Written exercise
The records below must be transcribed exactly. Do not include the pictures.

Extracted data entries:
** Start **

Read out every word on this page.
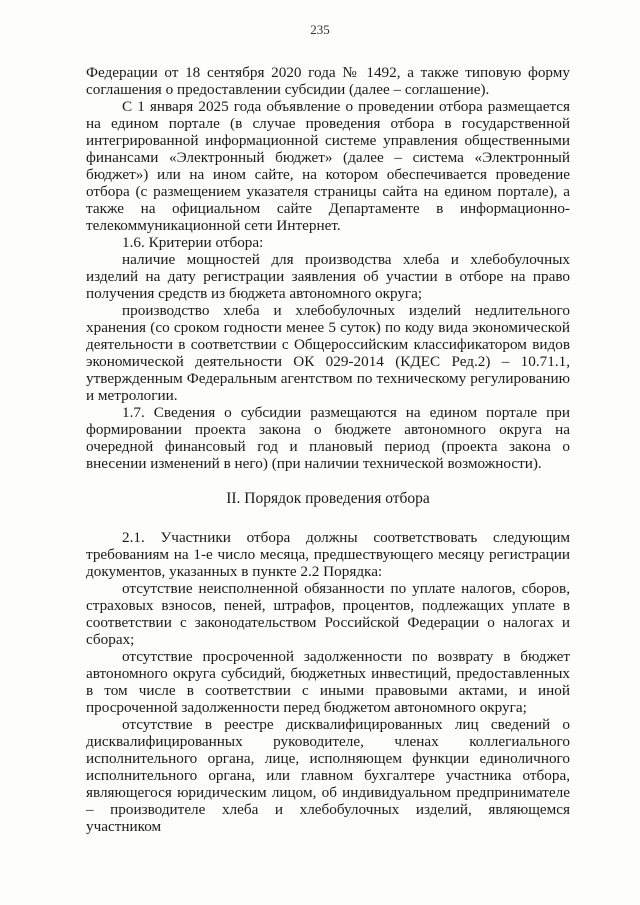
235

Федерации от 18 сентября 2020 года № 1492, а также типовую форму соглашения о предоставлении субсидии (далее – соглашение).

С 1 января 2025 года объявление о проведении отбора размещается на едином портале (в случае проведения отбора в государственной интегрированной информационной системе управления общественными финансами «Электронный бюджет» (далее – система «Электронный бюджет») или на ином сайте, на котором обеспечивается проведение отбора (с размещением указателя страницы сайта на едином портале), а также на официальном сайте Департаменте в информационно-телекоммуникационной сети Интернет.

1.6. Критерии отбора:

наличие мощностей для производства хлеба и хлебобулочных изделий на дату регистрации заявления об участии в отборе на право получения средств из бюджета автономного округа;

производство хлеба и хлебобулочных изделий недлительного хранения (со сроком годности менее 5 суток) по коду вида экономической деятельности в соответствии с Общероссийским классификатором видов экономической деятельности ОК 029-2014 (КДЕС Ред.2) – 10.71.1, утвержденным Федеральным агентством по техническому регулированию и метрологии.

1.7. Сведения о субсидии размещаются на едином портале при формировании проекта закона о бюджете автономного округа на очередной финансовый год и плановый период (проекта закона о внесении изменений в него) (при наличии технической возможности).

II. Порядок проведения отбора

2.1. Участники отбора должны соответствовать следующим требованиям на 1-е число месяца, предшествующего месяцу регистрации документов, указанных в пункте 2.2 Порядка:

отсутствие неисполненной обязанности по уплате налогов, сборов, страховых взносов, пеней, штрафов, процентов, подлежащих уплате в соответствии с законодательством Российской Федерации о налогах и сборах;

отсутствие просроченной задолженности по возврату в бюджет автономного округа субсидий, бюджетных инвестиций, предоставленных в том числе в соответствии с иными правовыми актами, и иной просроченной задолженности перед бюджетом автономного округа;

отсутствие в реестре дисквалифицированных лиц сведений о дисквалифицированных руководителе, членах коллегиального исполнительного органа, лице, исполняющем функции единоличного исполнительного органа, или главном бухгалтере участника отбора, являющегося юридическим лицом, об индивидуальном предпринимателе – производителе хлеба и хлебобулочных изделий, являющемся участником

** End **

Written solution
Read out every word on this page.
235

Федерации от 18 сентября 2020 года № 1492, а также типовую форму соглашения о предоставлении субсидии (далее – соглашение).

С 1 января 2025 года объявление о проведении отбора размещается на едином портале (в случае проведения отбора в государственной интегрированной информационной системе управления общественными финансами «Электронный бюджет» (далее – система «Электронный бюджет») или на ином сайте, на котором обеспечивается проведение отбора (с размещением указателя страницы сайта на едином портале), а также на официальном сайте Департаменте в информационно-телекоммуникационной сети Интернет.

1.6. Критерии отбора:

наличие мощностей для производства хлеба и хлебобулочных изделий на дату регистрации заявления об участии в отборе на право получения средств из бюджета автономного округа;

производство хлеба и хлебобулочных изделий недлительного хранения (со сроком годности менее 5 суток) по коду вида экономической деятельности в соответствии с Общероссийским классификатором видов экономической деятельности ОК 029-2014 (КДЕС Ред.2) – 10.71.1, утвержденным Федеральным агентством по техническому регулированию и метрологии.

1.7. Сведения о субсидии размещаются на едином портале при формировании проекта закона о бюджете автономного округа на очередной финансовый год и плановый период (проекта закона о внесении изменений в него) (при наличии технической возможности).

II. Порядок проведения отбора

2.1. Участники отбора должны соответствовать следующим требованиям на 1-е число месяца, предшествующего месяцу регистрации документов, указанных в пункте 2.2 Порядка:

отсутствие неисполненной обязанности по уплате налогов, сборов, страховых взносов, пеней, штрафов, процентов, подлежащих уплате в соответствии с законодательством Российской Федерации о налогах и сборах;

отсутствие просроченной задолженности по возврату в бюджет автономного округа субсидий, бюджетных инвестиций, предоставленных в том числе в соответствии с иными правовыми актами, и иной просроченной задолженности перед бюджетом автономного округа;

отсутствие в реестре дисквалифицированных лиц сведений о дисквалифицированных руководителе, членах коллегиального исполнительного органа, лице, исполняющем функции единоличного исполнительного органа, или главном бухгалтере участника отбора, являющегося юридическим лицом, об индивидуальном предпринимателе – производителе хлеба и хлебобулочных изделий, являющемся участником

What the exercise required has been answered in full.